• Work instructions
For the listing below, give the count of lines containing "this", and no other text.

[Extracts from a graphics dataset]
____

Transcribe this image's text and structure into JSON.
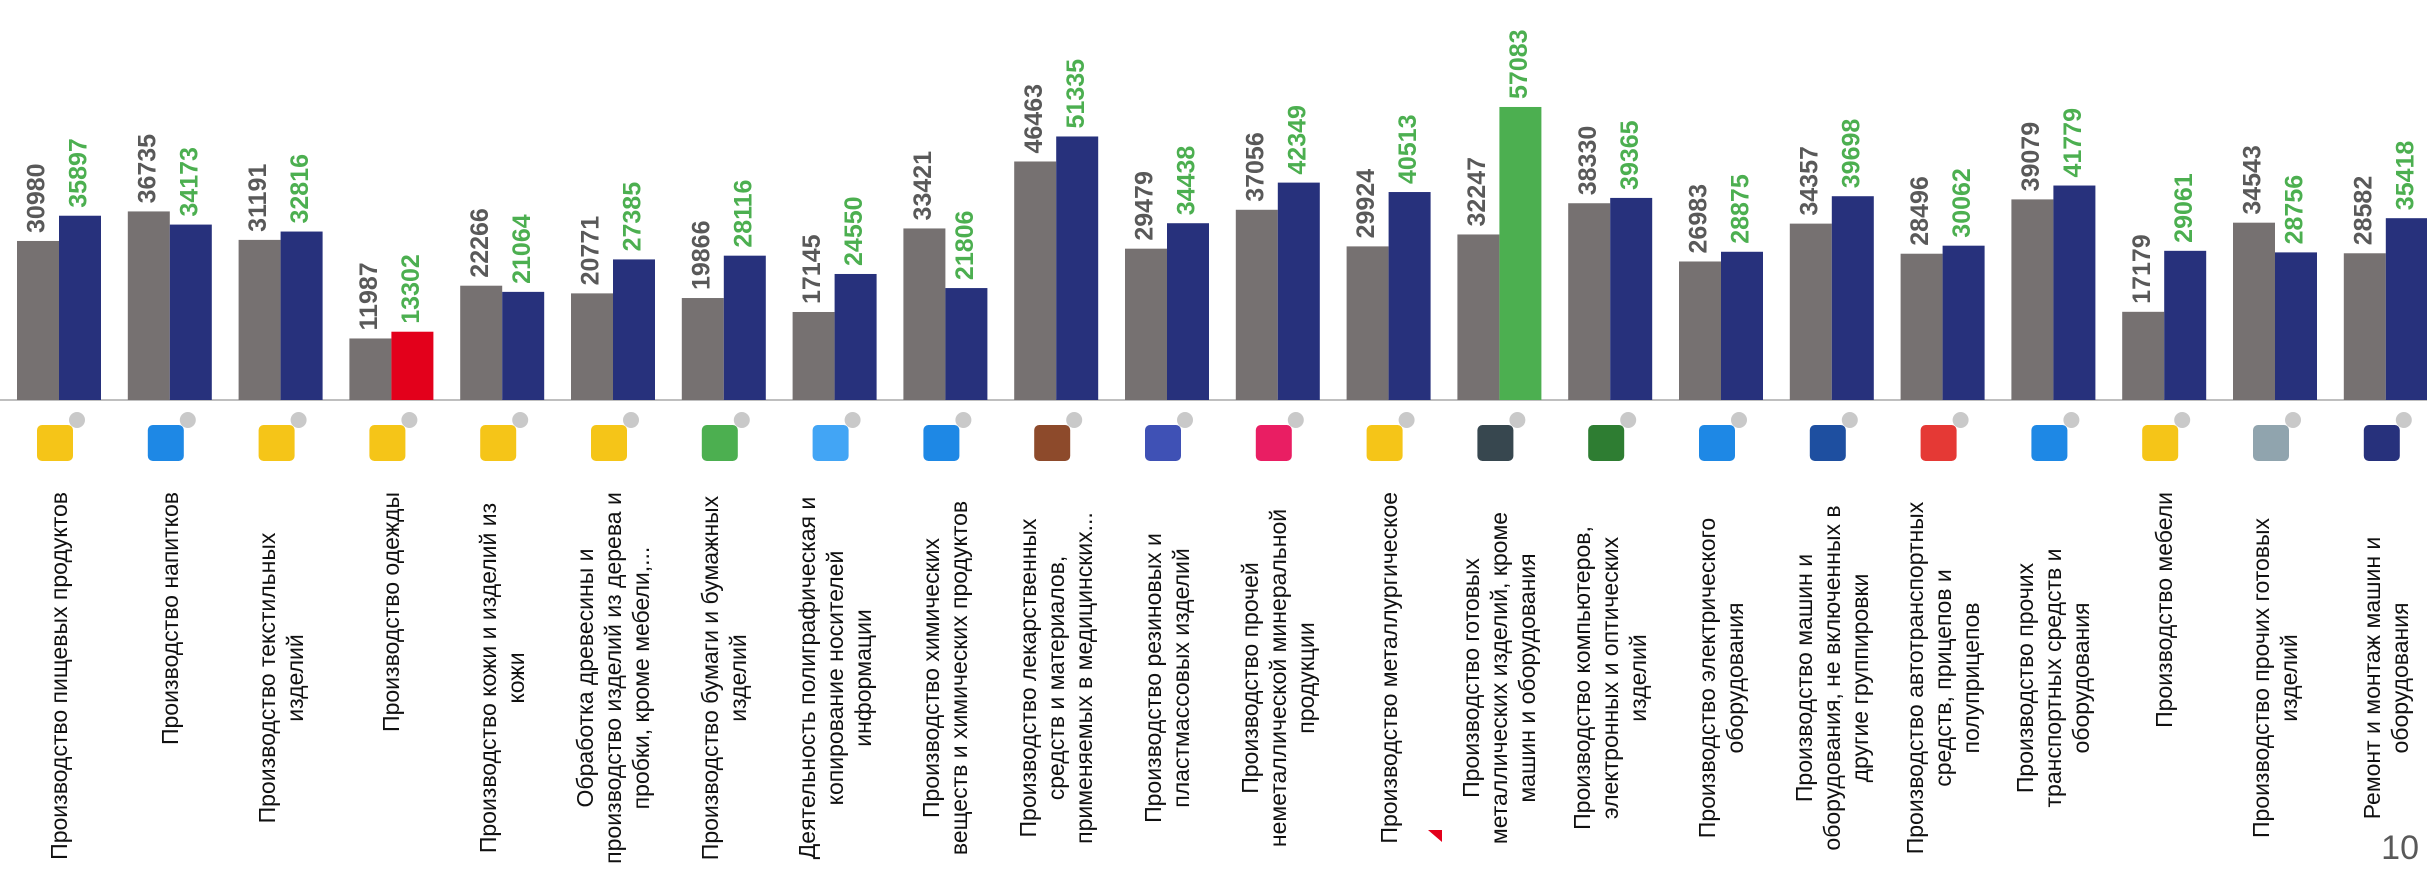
{
  "chart_data": {
    "type": "bar",
    "categories": [
      "Производство пищевых продуктов",
      "Производство напитков",
      "Производство текстильных изделий",
      "Производство одежды",
      "Производство кожи и изделий из кожи",
      "Обработка древесины и производство изделий из дерева и пробки, кроме мебели,...",
      "Производство бумаги и бумажных изделий",
      "Деятельность полиграфическая и копирование носителей информации",
      "Производство химических веществ и химических продуктов",
      "Производство лекарственных средств и материалов, применяемых в медицинских...",
      "Производство резиновых и пластмассовых изделий",
      "Производство прочей неметаллической минеральной продукции",
      "Производство металлургическое",
      "Производство готовых металлических изделий, кроме машин и оборудования",
      "Производство компьютеров, электронных и оптических изделий",
      "Производство электрического оборудования",
      "Производство машин и оборудования, не включенных в другие группировки",
      "Производство автотранспортных средств, прицепов и полуприцепов",
      "Производство прочих транспортных средств и оборудования",
      "Производство мебели",
      "Производство прочих готовых изделий",
      "Ремонт и монтаж машин и оборудования"
    ],
    "series": [
      {
        "color": "#767171",
        "label_color": "#595959",
        "values": [
          30980,
          36735,
          31191,
          11987,
          22266,
          20771,
          19866,
          17145,
          33421,
          46463,
          29479,
          37056,
          29924,
          32247,
          38330,
          26983,
          34357,
          28496,
          39079,
          17179,
          34543,
          28582
        ]
      },
      {
        "color": "#27317c",
        "label_color": "#4caf50",
        "colors": [
          "#27317c",
          "#27317c",
          "#27317c",
          "#e3001b",
          "#27317c",
          "#27317c",
          "#27317c",
          "#27317c",
          "#27317c",
          "#27317c",
          "#27317c",
          "#27317c",
          "#27317c",
          "#4caf50",
          "#27317c",
          "#27317c",
          "#27317c",
          "#27317c",
          "#27317c",
          "#27317c",
          "#27317c",
          "#27317c"
        ],
        "values": [
          35897,
          34173,
          32816,
          13302,
          21064,
          27385,
          28116,
          24550,
          21806,
          51335,
          34438,
          42349,
          40513,
          57083,
          39365,
          28875,
          39698,
          30062,
          41779,
          29061,
          28756,
          35418
        ]
      }
    ],
    "ylim": [
      0,
      60000
    ]
  },
  "page_number": "10"
}
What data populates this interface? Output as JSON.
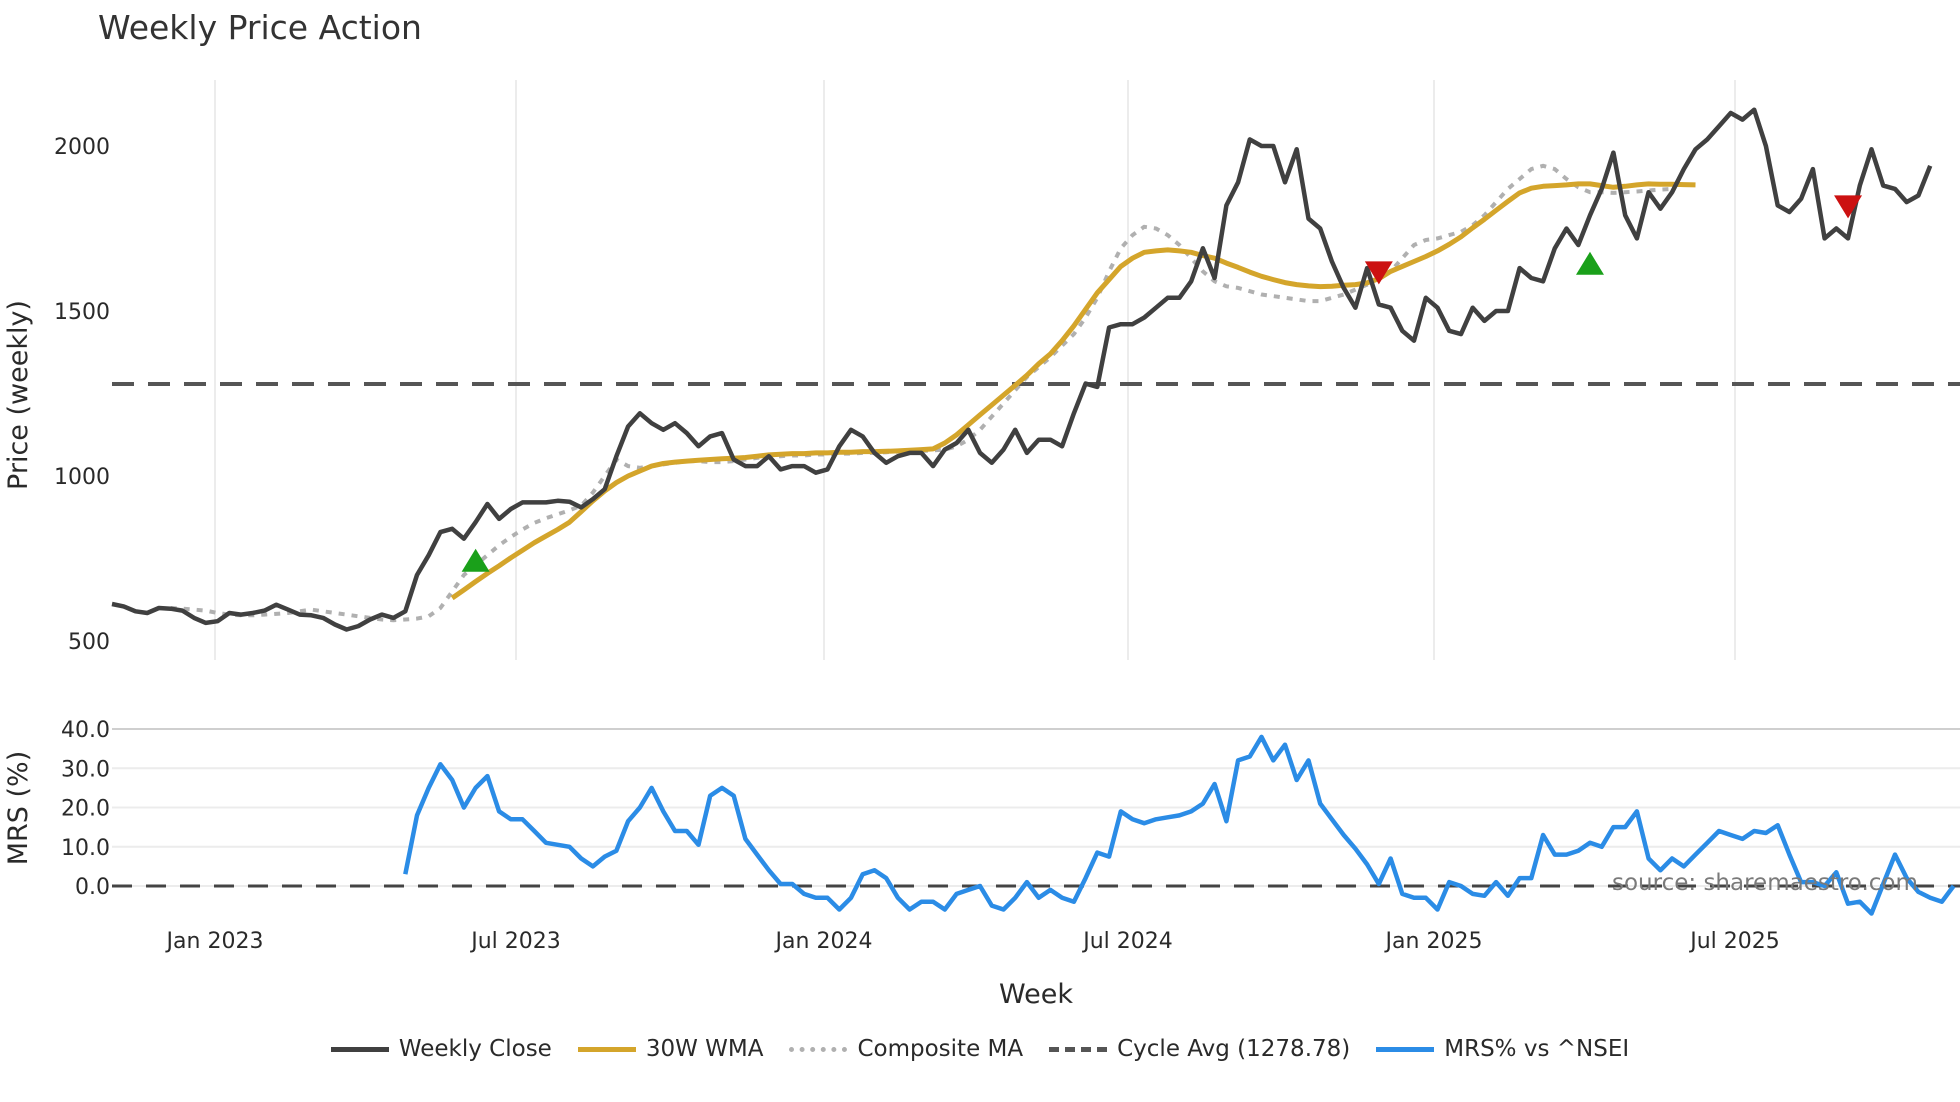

____

• Task solution
2